### Problem statement:
From the records below, pull out each line that contains the string "化妆品注册备案管理办法".
====== Dataset content
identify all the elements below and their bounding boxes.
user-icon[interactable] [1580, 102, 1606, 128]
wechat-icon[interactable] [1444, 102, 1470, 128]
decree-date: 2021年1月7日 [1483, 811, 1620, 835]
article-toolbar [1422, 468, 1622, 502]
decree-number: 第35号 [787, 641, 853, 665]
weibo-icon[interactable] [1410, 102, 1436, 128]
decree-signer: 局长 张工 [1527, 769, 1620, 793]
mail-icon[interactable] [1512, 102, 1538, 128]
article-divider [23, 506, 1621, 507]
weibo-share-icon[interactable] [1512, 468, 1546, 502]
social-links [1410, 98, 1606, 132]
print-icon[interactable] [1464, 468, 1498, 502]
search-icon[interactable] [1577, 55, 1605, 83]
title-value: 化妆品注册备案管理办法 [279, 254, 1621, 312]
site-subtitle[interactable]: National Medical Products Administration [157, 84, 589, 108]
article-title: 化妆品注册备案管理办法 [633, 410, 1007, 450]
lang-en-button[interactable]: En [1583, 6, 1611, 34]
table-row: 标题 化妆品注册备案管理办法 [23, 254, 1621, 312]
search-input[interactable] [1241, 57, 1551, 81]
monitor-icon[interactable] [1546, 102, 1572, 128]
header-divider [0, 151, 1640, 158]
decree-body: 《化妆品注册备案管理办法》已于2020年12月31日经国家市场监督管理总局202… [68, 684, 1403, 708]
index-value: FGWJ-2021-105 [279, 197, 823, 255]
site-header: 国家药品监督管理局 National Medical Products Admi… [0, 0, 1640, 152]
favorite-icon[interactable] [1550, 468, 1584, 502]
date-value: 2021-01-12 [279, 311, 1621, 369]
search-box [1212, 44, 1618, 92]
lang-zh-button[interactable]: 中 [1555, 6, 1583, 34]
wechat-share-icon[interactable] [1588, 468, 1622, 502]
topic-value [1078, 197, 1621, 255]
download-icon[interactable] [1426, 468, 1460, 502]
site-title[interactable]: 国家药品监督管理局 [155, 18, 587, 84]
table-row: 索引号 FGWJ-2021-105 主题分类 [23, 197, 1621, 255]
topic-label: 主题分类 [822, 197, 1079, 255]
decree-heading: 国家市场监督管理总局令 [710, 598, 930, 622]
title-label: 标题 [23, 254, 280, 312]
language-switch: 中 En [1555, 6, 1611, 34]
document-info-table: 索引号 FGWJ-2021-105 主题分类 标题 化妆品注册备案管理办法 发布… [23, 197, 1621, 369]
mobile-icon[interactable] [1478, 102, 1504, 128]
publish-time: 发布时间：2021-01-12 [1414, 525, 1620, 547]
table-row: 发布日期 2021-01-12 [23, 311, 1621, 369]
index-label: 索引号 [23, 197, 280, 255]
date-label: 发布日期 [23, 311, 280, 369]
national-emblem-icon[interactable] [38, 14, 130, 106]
============
### Answer:
title-value: 化妆品注册备案管理办法 [279, 254, 1621, 312]
article-title: 化妆品注册备案管理办法 [633, 410, 1007, 450]
table-row: 标题 化妆品注册备案管理办法 [23, 254, 1621, 312]
decree-body: 《化妆品注册备案管理办法》已于2020年12月31日经国家市场监督管理总局202… [68, 684, 1403, 708]
document-info-table: 索引号 FGWJ-2021-105 主题分类 标题 化妆品注册备案管理办法 发布… [23, 197, 1621, 369]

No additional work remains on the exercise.